YOUR GOAL :: Give the count of lines in the data that include the string "After", with no added remarks.

INFORMATION GIVEN ::
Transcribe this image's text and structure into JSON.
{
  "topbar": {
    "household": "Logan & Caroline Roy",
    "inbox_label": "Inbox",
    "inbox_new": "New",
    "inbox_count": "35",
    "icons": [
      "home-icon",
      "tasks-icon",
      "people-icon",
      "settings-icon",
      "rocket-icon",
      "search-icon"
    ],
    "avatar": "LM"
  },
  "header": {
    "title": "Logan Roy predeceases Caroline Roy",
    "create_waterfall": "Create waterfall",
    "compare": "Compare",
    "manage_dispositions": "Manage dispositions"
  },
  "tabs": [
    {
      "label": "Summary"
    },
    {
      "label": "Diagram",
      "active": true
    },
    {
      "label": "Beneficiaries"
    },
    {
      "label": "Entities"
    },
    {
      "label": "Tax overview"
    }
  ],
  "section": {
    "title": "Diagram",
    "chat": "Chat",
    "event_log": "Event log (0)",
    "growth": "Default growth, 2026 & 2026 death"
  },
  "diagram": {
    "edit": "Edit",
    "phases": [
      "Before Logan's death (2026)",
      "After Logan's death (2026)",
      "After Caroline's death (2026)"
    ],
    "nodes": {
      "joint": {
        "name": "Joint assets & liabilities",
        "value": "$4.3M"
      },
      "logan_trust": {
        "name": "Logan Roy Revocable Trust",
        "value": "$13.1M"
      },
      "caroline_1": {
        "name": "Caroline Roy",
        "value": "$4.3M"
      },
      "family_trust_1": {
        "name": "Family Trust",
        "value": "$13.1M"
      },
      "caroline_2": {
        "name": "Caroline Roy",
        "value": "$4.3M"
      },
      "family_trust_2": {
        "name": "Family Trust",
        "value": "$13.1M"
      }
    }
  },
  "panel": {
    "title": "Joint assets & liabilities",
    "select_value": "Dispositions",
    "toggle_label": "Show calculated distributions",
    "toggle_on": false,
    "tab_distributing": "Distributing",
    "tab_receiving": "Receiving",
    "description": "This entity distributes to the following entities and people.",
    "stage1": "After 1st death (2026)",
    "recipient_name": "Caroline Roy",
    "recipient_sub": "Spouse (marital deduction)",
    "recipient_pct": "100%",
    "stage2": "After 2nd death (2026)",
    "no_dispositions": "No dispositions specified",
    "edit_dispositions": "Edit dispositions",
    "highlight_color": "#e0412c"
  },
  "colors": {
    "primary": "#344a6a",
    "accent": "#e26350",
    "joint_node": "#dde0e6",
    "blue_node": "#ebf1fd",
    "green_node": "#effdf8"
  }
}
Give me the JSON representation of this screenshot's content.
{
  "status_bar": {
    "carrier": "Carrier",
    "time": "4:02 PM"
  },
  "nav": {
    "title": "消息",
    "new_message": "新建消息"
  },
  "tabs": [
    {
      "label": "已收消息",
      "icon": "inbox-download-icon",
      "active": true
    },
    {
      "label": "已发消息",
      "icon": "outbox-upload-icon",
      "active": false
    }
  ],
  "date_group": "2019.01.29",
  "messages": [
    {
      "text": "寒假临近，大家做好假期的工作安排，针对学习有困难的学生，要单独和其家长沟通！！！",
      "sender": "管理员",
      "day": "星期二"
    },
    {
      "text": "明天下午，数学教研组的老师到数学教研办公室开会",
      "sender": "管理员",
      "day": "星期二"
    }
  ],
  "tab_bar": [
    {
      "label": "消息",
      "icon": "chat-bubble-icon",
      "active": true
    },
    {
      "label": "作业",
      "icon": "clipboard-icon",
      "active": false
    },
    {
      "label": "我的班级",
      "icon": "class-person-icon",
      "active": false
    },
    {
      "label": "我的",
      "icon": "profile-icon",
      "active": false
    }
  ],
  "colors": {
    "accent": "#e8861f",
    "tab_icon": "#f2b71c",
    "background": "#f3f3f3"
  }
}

RIGHT ANSWER :: 4